** Begin Dataset records **
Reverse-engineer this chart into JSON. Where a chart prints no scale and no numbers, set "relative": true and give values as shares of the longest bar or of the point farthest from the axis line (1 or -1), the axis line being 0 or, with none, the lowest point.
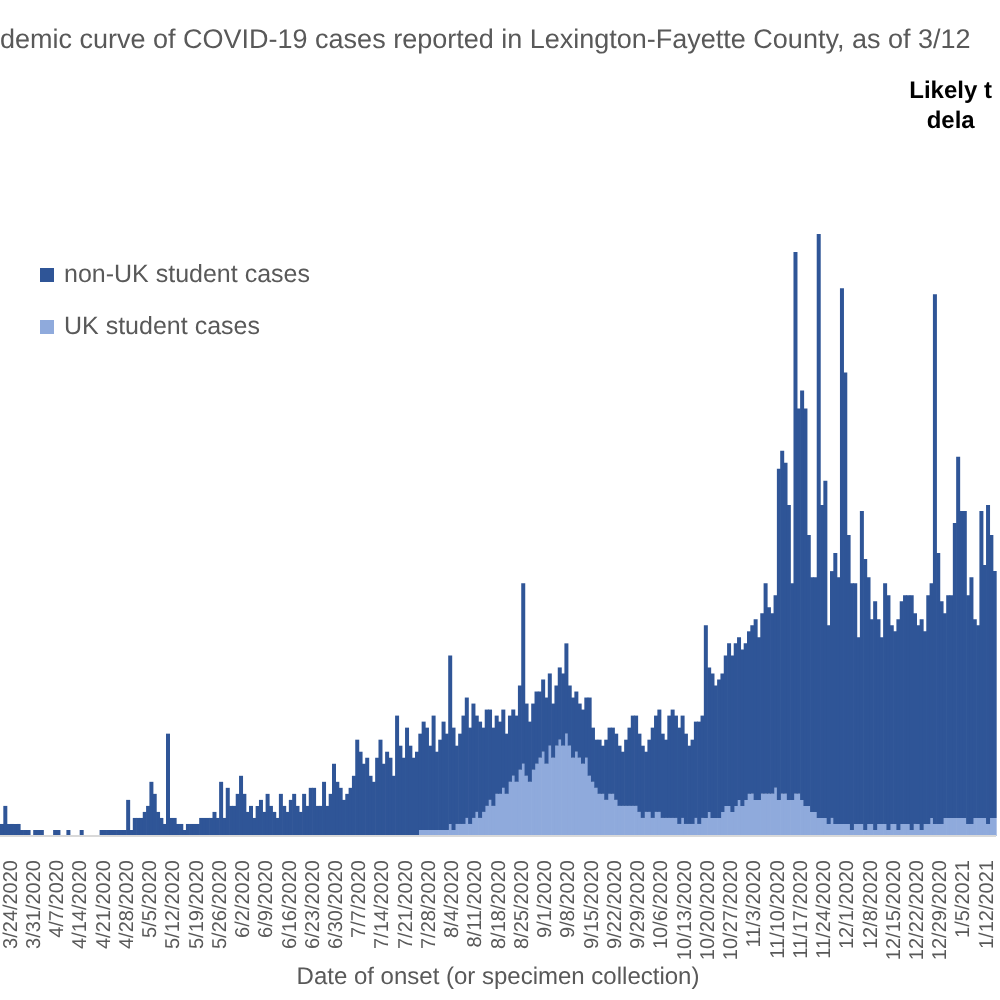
{
  "chart_data": {
    "type": "bar",
    "title": "demic curve of COVID-19 cases reported in Lexington-Fayette County, as of 3/12",
    "xlabel": "Date of onset (or specimen collection)",
    "annotations": [
      "Likely t\ndela"
    ],
    "relative": true,
    "stacked": true,
    "legend": "top left",
    "categories": [
      null,
      null,
      null,
      "3/24/2020",
      null,
      null,
      null,
      null,
      null,
      null,
      "3/31/2020",
      null,
      null,
      null,
      null,
      null,
      null,
      "4/7/2020",
      null,
      null,
      null,
      null,
      null,
      null,
      "4/14/2020",
      null,
      null,
      null,
      null,
      null,
      null,
      "4/21/2020",
      null,
      null,
      null,
      null,
      null,
      null,
      "4/28/2020",
      null,
      null,
      null,
      null,
      null,
      null,
      "5/5/2020",
      null,
      null,
      null,
      null,
      null,
      null,
      "5/12/2020",
      null,
      null,
      null,
      null,
      null,
      null,
      "5/19/2020",
      null,
      null,
      null,
      null,
      null,
      null,
      "5/26/2020",
      null,
      null,
      null,
      null,
      null,
      null,
      "6/2/2020",
      null,
      null,
      null,
      null,
      null,
      null,
      "6/9/2020",
      null,
      null,
      null,
      null,
      null,
      null,
      "6/16/2020",
      null,
      null,
      null,
      null,
      null,
      null,
      "6/23/2020",
      null,
      null,
      null,
      null,
      null,
      null,
      "6/30/2020",
      null,
      null,
      null,
      null,
      null,
      null,
      "7/7/2020",
      null,
      null,
      null,
      null,
      null,
      null,
      "7/14/2020",
      null,
      null,
      null,
      null,
      null,
      null,
      "7/21/2020",
      null,
      null,
      null,
      null,
      null,
      null,
      "7/28/2020",
      null,
      null,
      null,
      null,
      null,
      null,
      "8/4/2020",
      null,
      null,
      null,
      null,
      null,
      null,
      "8/11/2020",
      null,
      null,
      null,
      null,
      null,
      null,
      "8/18/2020",
      null,
      null,
      null,
      null,
      null,
      null,
      "8/25/2020",
      null,
      null,
      null,
      null,
      null,
      null,
      "9/1/2020",
      null,
      null,
      null,
      null,
      null,
      null,
      "9/8/2020",
      null,
      null,
      null,
      null,
      null,
      null,
      "9/15/2020",
      null,
      null,
      null,
      null,
      null,
      null,
      "9/22/2020",
      null,
      null,
      null,
      null,
      null,
      null,
      "9/29/2020",
      null,
      null,
      null,
      null,
      null,
      null,
      "10/6/2020",
      null,
      null,
      null,
      null,
      null,
      null,
      "10/13/2020",
      null,
      null,
      null,
      null,
      null,
      null,
      "10/20/2020",
      null,
      null,
      null,
      null,
      null,
      null,
      "10/27/2020",
      null,
      null,
      null,
      null,
      null,
      null,
      "11/3/2020",
      null,
      null,
      null,
      null,
      null,
      null,
      "11/10/2020",
      null,
      null,
      null,
      null,
      null,
      null,
      "11/17/2020",
      null,
      null,
      null,
      null,
      null,
      null,
      "11/24/2020",
      null,
      null,
      null,
      null,
      null,
      null,
      "12/1/2020",
      null,
      null,
      null,
      null,
      null,
      null,
      "12/8/2020",
      null,
      null,
      null,
      null,
      null,
      null,
      "12/15/2020",
      null,
      null,
      null,
      null,
      null,
      null,
      "12/22/2020",
      null,
      null,
      null,
      null,
      null,
      null,
      "12/29/2020",
      null,
      null,
      null,
      null,
      null,
      null,
      "1/5/2021",
      null,
      null,
      null,
      null,
      null,
      null,
      "1/12/2021",
      null,
      null
    ],
    "series": [
      {
        "name": "UK student cases",
        "color": "#8faadc",
        "values": [
          0,
          0,
          0,
          0,
          0,
          0,
          0,
          0,
          0,
          0,
          0,
          0,
          0,
          0,
          0,
          0,
          0,
          0,
          0,
          0,
          0,
          0,
          0,
          0,
          0,
          0,
          0,
          0,
          0,
          0,
          0,
          0,
          0,
          0,
          0,
          0,
          0,
          0,
          0,
          0,
          0,
          0,
          0,
          0,
          0,
          0,
          0,
          0,
          0,
          0,
          0,
          0,
          0,
          0,
          0,
          0,
          0,
          0,
          0,
          0,
          0,
          0,
          0,
          0,
          0,
          0,
          0,
          0,
          0,
          0,
          0,
          0,
          0,
          0,
          0,
          0,
          0,
          0,
          0,
          0,
          0,
          0,
          0,
          0,
          0,
          0,
          0,
          0,
          0,
          0,
          0,
          0,
          0,
          0,
          0,
          0,
          0,
          0,
          0,
          0,
          0,
          0,
          0,
          0,
          0,
          0,
          0,
          0,
          0,
          0,
          0,
          0,
          0,
          0,
          0,
          0,
          0,
          0,
          0,
          0,
          0,
          0,
          0,
          0,
          0,
          0,
          0.01,
          0.01,
          0.01,
          0.01,
          0.01,
          0.01,
          0.01,
          0.01,
          0.01,
          0.02,
          0.01,
          0.02,
          0.02,
          0.02,
          0.03,
          0.02,
          0.03,
          0.04,
          0.03,
          0.04,
          0.05,
          0.06,
          0.05,
          0.07,
          0.07,
          0.08,
          0.07,
          0.09,
          0.1,
          0.09,
          0.11,
          0.12,
          0.1,
          0.09,
          0.11,
          0.12,
          0.13,
          0.14,
          0.12,
          0.15,
          0.13,
          0.15,
          0.16,
          0.15,
          0.17,
          0.15,
          0.13,
          0.14,
          0.13,
          0.12,
          0.13,
          0.1,
          0.09,
          0.08,
          0.07,
          0.07,
          0.06,
          0.07,
          0.07,
          0.06,
          0.05,
          0.05,
          0.05,
          0.05,
          0.05,
          0.05,
          0.04,
          0.03,
          0.04,
          0.04,
          0.03,
          0.04,
          0.04,
          0.03,
          0.03,
          0.03,
          0.03,
          0.03,
          0.02,
          0.03,
          0.02,
          0.02,
          0.02,
          0.03,
          0.02,
          0.03,
          0.03,
          0.04,
          0.03,
          0.03,
          0.03,
          0.04,
          0.05,
          0.05,
          0.04,
          0.05,
          0.06,
          0.05,
          0.06,
          0.07,
          0.07,
          0.06,
          0.06,
          0.07,
          0.07,
          0.07,
          0.07,
          0.08,
          0.06,
          0.07,
          0.07,
          0.06,
          0.06,
          0.07,
          0.07,
          0.06,
          0.05,
          0.05,
          0.04,
          0.04,
          0.03,
          0.03,
          0.03,
          0.02,
          0.03,
          0.02,
          0.02,
          0.02,
          0.02,
          0.02,
          0.01,
          0.02,
          0.02,
          0.02,
          0.01,
          0.02,
          0.02,
          0.01,
          0.02,
          0.02,
          0.02,
          0.01,
          0.02,
          0.02,
          0.01,
          0.02,
          0.02,
          0.02,
          0.01,
          0.02,
          0.02,
          0.01,
          0.02,
          0.02,
          0.03,
          0.02,
          0.02,
          0.02,
          0.03,
          0.03,
          0.03,
          0.03,
          0.03,
          0.03,
          0.03,
          0.02,
          0.02,
          0.03,
          0.03,
          0.03,
          0.03,
          0.02,
          0.03,
          0.03
        ]
      },
      {
        "name": "non-UK student cases",
        "color": "#2f5597",
        "values": [
          0.02,
          0.05,
          0.02,
          0.02,
          0.02,
          0.02,
          0.01,
          0.01,
          0.01,
          0.0,
          0.01,
          0.01,
          0.01,
          0.0,
          0,
          0,
          0.01,
          0.01,
          0,
          0,
          0.01,
          0,
          0,
          0,
          0.01,
          0,
          0,
          0,
          0,
          0,
          0.01,
          0.01,
          0.01,
          0.01,
          0.01,
          0.01,
          0.01,
          0.01,
          0.06,
          0.01,
          0.03,
          0.03,
          0.03,
          0.04,
          0.05,
          0.09,
          0.07,
          0.04,
          0.03,
          0.02,
          0.17,
          0.03,
          0.03,
          0.02,
          0.02,
          0.01,
          0.02,
          0.02,
          0.02,
          0.02,
          0.03,
          0.03,
          0.03,
          0.03,
          0.04,
          0.03,
          0.09,
          0.03,
          0.08,
          0.05,
          0.05,
          0.07,
          0.1,
          0.07,
          0.04,
          0.05,
          0.03,
          0.05,
          0.06,
          0.04,
          0.07,
          0.05,
          0.04,
          0.03,
          0.07,
          0.05,
          0.04,
          0.06,
          0.07,
          0.05,
          0.04,
          0.07,
          0.05,
          0.08,
          0.08,
          0.05,
          0.05,
          0.09,
          0.05,
          0.07,
          0.12,
          0.09,
          0.08,
          0.06,
          0.07,
          0.08,
          0.1,
          0.16,
          0.14,
          0.12,
          0.13,
          0.1,
          0.09,
          0.13,
          0.16,
          0.12,
          0.14,
          0.13,
          0.1,
          0.2,
          0.15,
          0.13,
          0.18,
          0.15,
          0.13,
          0.14,
          0.16,
          0.18,
          0.17,
          0.14,
          0.19,
          0.13,
          0.15,
          0.18,
          0.16,
          0.28,
          0.17,
          0.13,
          0.15,
          0.18,
          0.2,
          0.16,
          0.19,
          0.16,
          0.16,
          0.14,
          0.16,
          0.15,
          0.13,
          0.13,
          0.12,
          0.13,
          0.1,
          0.11,
          0.11,
          0.11,
          0.14,
          0.3,
          0.12,
          0.1,
          0.11,
          0.12,
          0.11,
          0.12,
          0.11,
          0.12,
          0.09,
          0.1,
          0.12,
          0.12,
          0.15,
          0.1,
          0.1,
          0.1,
          0.09,
          0.09,
          0.1,
          0.13,
          0.09,
          0.08,
          0.09,
          0.08,
          0.1,
          0.11,
          0.11,
          0.11,
          0.1,
          0.09,
          0.11,
          0.13,
          0.15,
          0.15,
          0.13,
          0.12,
          0.1,
          0.12,
          0.15,
          0.16,
          0.17,
          0.14,
          0.13,
          0.17,
          0.18,
          0.17,
          0.16,
          0.17,
          0.15,
          0.13,
          0.14,
          0.16,
          0.17,
          0.17,
          0.32,
          0.24,
          0.24,
          0.22,
          0.23,
          0.23,
          0.25,
          0.27,
          0.26,
          0.27,
          0.27,
          0.26,
          0.26,
          0.27,
          0.28,
          0.3,
          0.27,
          0.3,
          0.35,
          0.31,
          0.3,
          0.32,
          0.55,
          0.57,
          0.55,
          0.49,
          0.36,
          0.9,
          0.64,
          0.68,
          0.66,
          0.45,
          0.39,
          0.39,
          0.97,
          0.52,
          0.56,
          0.33,
          0.41,
          0.45,
          0.41,
          0.89,
          0.75,
          0.48,
          0.41,
          0.4,
          0.31,
          0.52,
          0.45,
          0.41,
          0.34,
          0.38,
          0.34,
          0.31,
          0.4,
          0.39,
          0.33,
          0.32,
          0.35,
          0.37,
          0.38,
          0.38,
          0.39,
          0.35,
          0.33,
          0.35,
          0.32,
          0.38,
          0.39,
          0.88,
          0.45,
          0.37,
          0.34,
          0.37,
          0.37,
          0.49,
          0.6,
          0.51,
          0.51,
          0.38,
          0.41,
          0.33,
          0.32,
          0.51,
          0.42,
          0.53,
          0.47,
          0.41
        ]
      }
    ]
  }
}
** End Dataset records **
Goal — Using the records above, list each line that includes "true".

Task result —
Reverse-engineer this chart into JSON. Where a chart prints no scale and no numbers, set "relative": true and give values as shares of the longest bar or of the point farthest from the axis line (1 or -1), the axis line being 0 or, with none, the lowest point.
    "relative": true,
    "stacked": true,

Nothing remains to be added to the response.